— START OF Provided information —
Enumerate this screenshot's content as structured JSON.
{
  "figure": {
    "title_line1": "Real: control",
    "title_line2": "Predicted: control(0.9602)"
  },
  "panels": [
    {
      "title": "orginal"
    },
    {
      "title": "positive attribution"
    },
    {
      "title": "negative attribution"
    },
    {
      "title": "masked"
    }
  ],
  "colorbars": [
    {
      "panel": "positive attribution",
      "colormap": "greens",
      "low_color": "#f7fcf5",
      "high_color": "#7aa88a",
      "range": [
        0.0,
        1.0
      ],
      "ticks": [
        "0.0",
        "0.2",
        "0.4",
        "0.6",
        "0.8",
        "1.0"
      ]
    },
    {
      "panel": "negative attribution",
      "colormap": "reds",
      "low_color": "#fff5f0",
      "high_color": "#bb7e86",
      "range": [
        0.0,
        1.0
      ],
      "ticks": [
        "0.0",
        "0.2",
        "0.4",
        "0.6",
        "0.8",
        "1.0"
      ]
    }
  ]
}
— END OF Provided information —
To do>
Give the entries again in full, exactly as they are written.

Full output>
Enumerate this screenshot's content as structured JSON.
{
  "figure": {
    "title_line1": "Real: control",
    "title_line2": "Predicted: control(0.9602)"
  },
  "panels": [
    {
      "title": "orginal"
    },
    {
      "title": "positive attribution"
    },
    {
      "title": "negative attribution"
    },
    {
      "title": "masked"
    }
  ],
  "colorbars": [
    {
      "panel": "positive attribution",
      "colormap": "greens",
      "low_color": "#f7fcf5",
      "high_color": "#7aa88a",
      "range": [
        0.0,
        1.0
      ],
      "ticks": [
        "0.0",
        "0.2",
        "0.4",
        "0.6",
        "0.8",
        "1.0"
      ]
    },
    {
      "panel": "negative attribution",
      "colormap": "reds",
      "low_color": "#fff5f0",
      "high_color": "#bb7e86",
      "range": [
        0.0,
        1.0
      ],
      "ticks": [
        "0.0",
        "0.2",
        "0.4",
        "0.6",
        "0.8",
        "1.0"
      ]
    }
  ]
}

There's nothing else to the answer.